## Dataset entries
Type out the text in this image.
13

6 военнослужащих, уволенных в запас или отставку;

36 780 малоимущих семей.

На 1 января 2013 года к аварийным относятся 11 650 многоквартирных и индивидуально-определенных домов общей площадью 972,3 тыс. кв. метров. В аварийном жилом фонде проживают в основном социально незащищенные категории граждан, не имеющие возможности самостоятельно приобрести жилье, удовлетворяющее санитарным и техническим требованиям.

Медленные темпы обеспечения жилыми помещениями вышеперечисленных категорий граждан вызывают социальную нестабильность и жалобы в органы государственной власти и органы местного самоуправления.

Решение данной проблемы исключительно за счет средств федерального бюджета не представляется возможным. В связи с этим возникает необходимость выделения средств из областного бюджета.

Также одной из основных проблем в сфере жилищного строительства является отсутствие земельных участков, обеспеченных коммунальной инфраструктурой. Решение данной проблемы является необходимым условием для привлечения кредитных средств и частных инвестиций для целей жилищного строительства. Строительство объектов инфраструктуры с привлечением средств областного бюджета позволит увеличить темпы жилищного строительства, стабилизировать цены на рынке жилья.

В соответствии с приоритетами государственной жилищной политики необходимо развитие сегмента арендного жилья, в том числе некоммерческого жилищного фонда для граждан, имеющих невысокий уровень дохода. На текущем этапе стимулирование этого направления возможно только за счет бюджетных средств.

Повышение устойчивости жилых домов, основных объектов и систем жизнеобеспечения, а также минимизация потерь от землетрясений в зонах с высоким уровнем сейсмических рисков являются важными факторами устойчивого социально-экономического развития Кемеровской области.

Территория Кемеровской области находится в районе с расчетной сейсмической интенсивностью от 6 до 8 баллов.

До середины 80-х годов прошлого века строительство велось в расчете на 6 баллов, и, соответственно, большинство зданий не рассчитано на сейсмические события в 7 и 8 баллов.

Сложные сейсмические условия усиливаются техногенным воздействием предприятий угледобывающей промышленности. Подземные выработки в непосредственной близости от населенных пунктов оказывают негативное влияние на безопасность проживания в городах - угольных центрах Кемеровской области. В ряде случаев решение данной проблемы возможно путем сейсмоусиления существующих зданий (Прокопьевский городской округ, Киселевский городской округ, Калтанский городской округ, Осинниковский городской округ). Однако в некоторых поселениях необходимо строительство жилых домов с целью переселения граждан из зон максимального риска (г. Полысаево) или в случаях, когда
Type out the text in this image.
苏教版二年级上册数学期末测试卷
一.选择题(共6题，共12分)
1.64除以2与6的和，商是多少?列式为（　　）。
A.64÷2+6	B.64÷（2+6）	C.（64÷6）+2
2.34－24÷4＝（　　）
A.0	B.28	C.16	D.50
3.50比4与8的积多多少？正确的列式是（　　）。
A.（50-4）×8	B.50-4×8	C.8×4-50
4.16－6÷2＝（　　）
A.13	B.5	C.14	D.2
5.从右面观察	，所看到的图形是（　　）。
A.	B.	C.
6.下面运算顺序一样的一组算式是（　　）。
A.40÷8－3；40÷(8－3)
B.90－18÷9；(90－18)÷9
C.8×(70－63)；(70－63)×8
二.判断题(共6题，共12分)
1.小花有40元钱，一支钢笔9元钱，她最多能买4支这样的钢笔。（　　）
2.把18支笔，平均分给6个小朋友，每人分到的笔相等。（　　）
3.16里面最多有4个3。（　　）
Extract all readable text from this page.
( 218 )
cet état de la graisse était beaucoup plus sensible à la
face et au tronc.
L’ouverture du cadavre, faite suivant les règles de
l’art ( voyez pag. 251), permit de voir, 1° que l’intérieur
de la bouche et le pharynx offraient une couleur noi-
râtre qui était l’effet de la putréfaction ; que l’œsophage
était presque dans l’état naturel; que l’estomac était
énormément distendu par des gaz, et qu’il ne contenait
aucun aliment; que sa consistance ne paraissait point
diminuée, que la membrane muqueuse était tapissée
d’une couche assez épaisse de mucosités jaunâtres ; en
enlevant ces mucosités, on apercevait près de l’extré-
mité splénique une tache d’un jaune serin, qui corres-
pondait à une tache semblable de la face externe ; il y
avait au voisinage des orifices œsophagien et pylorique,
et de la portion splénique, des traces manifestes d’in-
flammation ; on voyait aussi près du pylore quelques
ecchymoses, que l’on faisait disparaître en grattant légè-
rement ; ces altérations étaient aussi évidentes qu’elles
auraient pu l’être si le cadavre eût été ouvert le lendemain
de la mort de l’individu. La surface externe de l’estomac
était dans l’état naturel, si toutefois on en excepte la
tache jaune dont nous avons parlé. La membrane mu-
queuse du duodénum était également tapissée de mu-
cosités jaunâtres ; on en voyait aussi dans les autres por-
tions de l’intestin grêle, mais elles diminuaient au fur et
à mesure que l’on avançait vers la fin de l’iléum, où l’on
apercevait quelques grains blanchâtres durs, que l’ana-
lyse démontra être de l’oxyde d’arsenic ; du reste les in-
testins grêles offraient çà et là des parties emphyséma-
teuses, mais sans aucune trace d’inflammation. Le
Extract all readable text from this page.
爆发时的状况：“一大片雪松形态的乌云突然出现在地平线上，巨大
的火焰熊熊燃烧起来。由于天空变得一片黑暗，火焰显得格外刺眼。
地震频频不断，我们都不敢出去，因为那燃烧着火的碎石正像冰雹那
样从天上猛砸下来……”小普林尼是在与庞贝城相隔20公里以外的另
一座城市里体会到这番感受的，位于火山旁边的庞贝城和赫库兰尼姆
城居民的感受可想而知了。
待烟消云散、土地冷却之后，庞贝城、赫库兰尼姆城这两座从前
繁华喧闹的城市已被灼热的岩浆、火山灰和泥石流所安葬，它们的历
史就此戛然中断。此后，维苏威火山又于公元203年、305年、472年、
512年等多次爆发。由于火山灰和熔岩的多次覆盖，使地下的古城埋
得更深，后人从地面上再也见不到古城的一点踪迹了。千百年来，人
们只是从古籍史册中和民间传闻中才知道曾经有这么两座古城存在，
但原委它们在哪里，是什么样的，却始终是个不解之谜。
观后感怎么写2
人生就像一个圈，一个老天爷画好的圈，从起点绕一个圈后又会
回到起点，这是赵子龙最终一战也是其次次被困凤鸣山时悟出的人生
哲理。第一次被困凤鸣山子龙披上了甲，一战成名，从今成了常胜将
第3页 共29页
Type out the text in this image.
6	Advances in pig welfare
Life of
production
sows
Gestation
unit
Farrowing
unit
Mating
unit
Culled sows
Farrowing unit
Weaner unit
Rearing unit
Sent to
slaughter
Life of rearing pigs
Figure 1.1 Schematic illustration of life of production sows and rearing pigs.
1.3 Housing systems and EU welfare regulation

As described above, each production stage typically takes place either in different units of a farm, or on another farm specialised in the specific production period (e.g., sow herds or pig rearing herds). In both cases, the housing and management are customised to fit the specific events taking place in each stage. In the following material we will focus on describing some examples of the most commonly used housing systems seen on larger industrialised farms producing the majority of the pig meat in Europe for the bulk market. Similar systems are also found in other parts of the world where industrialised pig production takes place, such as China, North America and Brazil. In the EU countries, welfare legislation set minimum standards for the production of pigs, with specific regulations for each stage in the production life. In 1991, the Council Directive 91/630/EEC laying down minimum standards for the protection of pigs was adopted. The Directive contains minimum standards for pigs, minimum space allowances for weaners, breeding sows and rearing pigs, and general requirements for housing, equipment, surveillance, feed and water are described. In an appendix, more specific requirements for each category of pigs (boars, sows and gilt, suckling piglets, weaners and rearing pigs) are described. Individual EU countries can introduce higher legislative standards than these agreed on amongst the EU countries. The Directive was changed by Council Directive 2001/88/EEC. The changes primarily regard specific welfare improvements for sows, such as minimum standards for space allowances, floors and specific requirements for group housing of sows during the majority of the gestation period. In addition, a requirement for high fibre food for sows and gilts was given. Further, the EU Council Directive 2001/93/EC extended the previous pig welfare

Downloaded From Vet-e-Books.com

## Set exercise
Output the listing above exactly as it appears.

## Completed task
Type out the text in this image.
13

6 военнослужащих, уволенных в запас или отставку;

36 780 малоимущих семей.

На 1 января 2013 года к аварийным относятся 11 650 многоквартирных и индивидуально-определенных домов общей площадью 972,3 тыс. кв. метров. В аварийном жилом фонде проживают в основном социально незащищенные категории граждан, не имеющие возможности самостоятельно приобрести жилье, удовлетворяющее санитарным и техническим требованиям.

Медленные темпы обеспечения жилыми помещениями вышеперечисленных категорий граждан вызывают социальную нестабильность и жалобы в органы государственной власти и органы местного самоуправления.

Решение данной проблемы исключительно за счет средств федерального бюджета не представляется возможным. В связи с этим возникает необходимость выделения средств из областного бюджета.

Также одной из основных проблем в сфере жилищного строительства является отсутствие земельных участков, обеспеченных коммунальной инфраструктурой. Решение данной проблемы является необходимым условием для привлечения кредитных средств и частных инвестиций для целей жилищного строительства. Строительство объектов инфраструктуры с привлечением средств областного бюджета позволит увеличить темпы жилищного строительства, стабилизировать цены на рынке жилья.

В соответствии с приоритетами государственной жилищной политики необходимо развитие сегмента арендного жилья, в том числе некоммерческого жилищного фонда для граждан, имеющих невысокий уровень дохода. На текущем этапе стимулирование этого направления возможно только за счет бюджетных средств.

Повышение устойчивости жилых домов, основных объектов и систем жизнеобеспечения, а также минимизация потерь от землетрясений в зонах с высоким уровнем сейсмических рисков являются важными факторами устойчивого социально-экономического развития Кемеровской области.

Территория Кемеровской области находится в районе с расчетной сейсмической интенсивностью от 6 до 8 баллов.

До середины 80-х годов прошлого века строительство велось в расчете на 6 баллов, и, соответственно, большинство зданий не рассчитано на сейсмические события в 7 и 8 баллов.

Сложные сейсмические условия усиливаются техногенным воздействием предприятий угледобывающей промышленности. Подземные выработки в непосредственной близости от населенных пунктов оказывают негативное влияние на безопасность проживания в городах - угольных центрах Кемеровской области. В ряде случаев решение данной проблемы возможно путем сейсмоусиления существующих зданий (Прокопьевский городской округ, Киселевский городской округ, Калтанский городской округ, Осинниковский городской округ). Однако в некоторых поселениях необходимо строительство жилых домов с целью переселения граждан из зон максимального риска (г. Полысаево) или в случаях, когда
Type out the text in this image.
苏教版二年级上册数学期末测试卷
一.选择题(共6题，共12分)
1.64除以2与6的和，商是多少?列式为（　　）。
A.64÷2+6	B.64÷（2+6）	C.（64÷6）+2
2.34－24÷4＝（　　）
A.0	B.28	C.16	D.50
3.50比4与8的积多多少？正确的列式是（　　）。
A.（50-4）×8	B.50-4×8	C.8×4-50
4.16－6÷2＝（　　）
A.13	B.5	C.14	D.2
5.从右面观察	，所看到的图形是（　　）。
A.	B.	C.
6.下面运算顺序一样的一组算式是（　　）。
A.40÷8－3；40÷(8－3)
B.90－18÷9；(90－18)÷9
C.8×(70－63)；(70－63)×8
二.判断题(共6题，共12分)
1.小花有40元钱，一支钢笔9元钱，她最多能买4支这样的钢笔。（　　）
2.把18支笔，平均分给6个小朋友，每人分到的笔相等。（　　）
3.16里面最多有4个3。（　　）
Extract all readable text from this page.
( 218 )
cet état de la graisse était beaucoup plus sensible à la
face et au tronc.
L’ouverture du cadavre, faite suivant les règles de
l’art ( voyez pag. 251), permit de voir, 1° que l’intérieur
de la bouche et le pharynx offraient une couleur noi-
râtre qui était l’effet de la putréfaction ; que l’œsophage
était presque dans l’état naturel; que l’estomac était
énormément distendu par des gaz, et qu’il ne contenait
aucun aliment; que sa consistance ne paraissait point
diminuée, que la membrane muqueuse était tapissée
d’une couche assez épaisse de mucosités jaunâtres ; en
enlevant ces mucosités, on apercevait près de l’extré-
mité splénique une tache d’un jaune serin, qui corres-
pondait à une tache semblable de la face externe ; il y
avait au voisinage des orifices œsophagien et pylorique,
et de la portion splénique, des traces manifestes d’in-
flammation ; on voyait aussi près du pylore quelques
ecchymoses, que l’on faisait disparaître en grattant légè-
rement ; ces altérations étaient aussi évidentes qu’elles
auraient pu l’être si le cadavre eût été ouvert le lendemain
de la mort de l’individu. La surface externe de l’estomac
était dans l’état naturel, si toutefois on en excepte la
tache jaune dont nous avons parlé. La membrane mu-
queuse du duodénum était également tapissée de mu-
cosités jaunâtres ; on en voyait aussi dans les autres por-
tions de l’intestin grêle, mais elles diminuaient au fur et
à mesure que l’on avançait vers la fin de l’iléum, où l’on
apercevait quelques grains blanchâtres durs, que l’ana-
lyse démontra être de l’oxyde d’arsenic ; du reste les in-
testins grêles offraient çà et là des parties emphyséma-
teuses, mais sans aucune trace d’inflammation. Le
Extract all readable text from this page.
爆发时的状况：“一大片雪松形态的乌云突然出现在地平线上，巨大
的火焰熊熊燃烧起来。由于天空变得一片黑暗，火焰显得格外刺眼。
地震频频不断，我们都不敢出去，因为那燃烧着火的碎石正像冰雹那
样从天上猛砸下来……”小普林尼是在与庞贝城相隔20公里以外的另
一座城市里体会到这番感受的，位于火山旁边的庞贝城和赫库兰尼姆
城居民的感受可想而知了。
待烟消云散、土地冷却之后，庞贝城、赫库兰尼姆城这两座从前
繁华喧闹的城市已被灼热的岩浆、火山灰和泥石流所安葬，它们的历
史就此戛然中断。此后，维苏威火山又于公元203年、305年、472年、
512年等多次爆发。由于火山灰和熔岩的多次覆盖，使地下的古城埋
得更深，后人从地面上再也见不到古城的一点踪迹了。千百年来，人
们只是从古籍史册中和民间传闻中才知道曾经有这么两座古城存在，
但原委它们在哪里，是什么样的，却始终是个不解之谜。
观后感怎么写2
人生就像一个圈，一个老天爷画好的圈，从起点绕一个圈后又会
回到起点，这是赵子龙最终一战也是其次次被困凤鸣山时悟出的人生
哲理。第一次被困凤鸣山子龙披上了甲，一战成名，从今成了常胜将
第3页 共29页
Type out the text in this image.
6	Advances in pig welfare
Life of
production
sows
Gestation
unit
Farrowing
unit
Mating
unit
Culled sows
Farrowing unit
Weaner unit
Rearing unit
Sent to
slaughter
Life of rearing pigs
Figure 1.1 Schematic illustration of life of production sows and rearing pigs.
1.3 Housing systems and EU welfare regulation

As described above, each production stage typically takes place either in different units of a farm, or on another farm specialised in the specific production period (e.g., sow herds or pig rearing herds). In both cases, the housing and management are customised to fit the specific events taking place in each stage. In the following material we will focus on describing some examples of the most commonly used housing systems seen on larger industrialised farms producing the majority of the pig meat in Europe for the bulk market. Similar systems are also found in other parts of the world where industrialised pig production takes place, such as China, North America and Brazil. In the EU countries, welfare legislation set minimum standards for the production of pigs, with specific regulations for each stage in the production life. In 1991, the Council Directive 91/630/EEC laying down minimum standards for the protection of pigs was adopted. The Directive contains minimum standards for pigs, minimum space allowances for weaners, breeding sows and rearing pigs, and general requirements for housing, equipment, surveillance, feed and water are described. In an appendix, more specific requirements for each category of pigs (boars, sows and gilt, suckling piglets, weaners and rearing pigs) are described. Individual EU countries can introduce higher legislative standards than these agreed on amongst the EU countries. The Directive was changed by Council Directive 2001/88/EEC. The changes primarily regard specific welfare improvements for sows, such as minimum standards for space allowances, floors and specific requirements for group housing of sows during the majority of the gestation period. In addition, a requirement for high fibre food for sows and gilts was given. Further, the EU Council Directive 2001/93/EC extended the previous pig welfare

Downloaded From Vet-e-Books.com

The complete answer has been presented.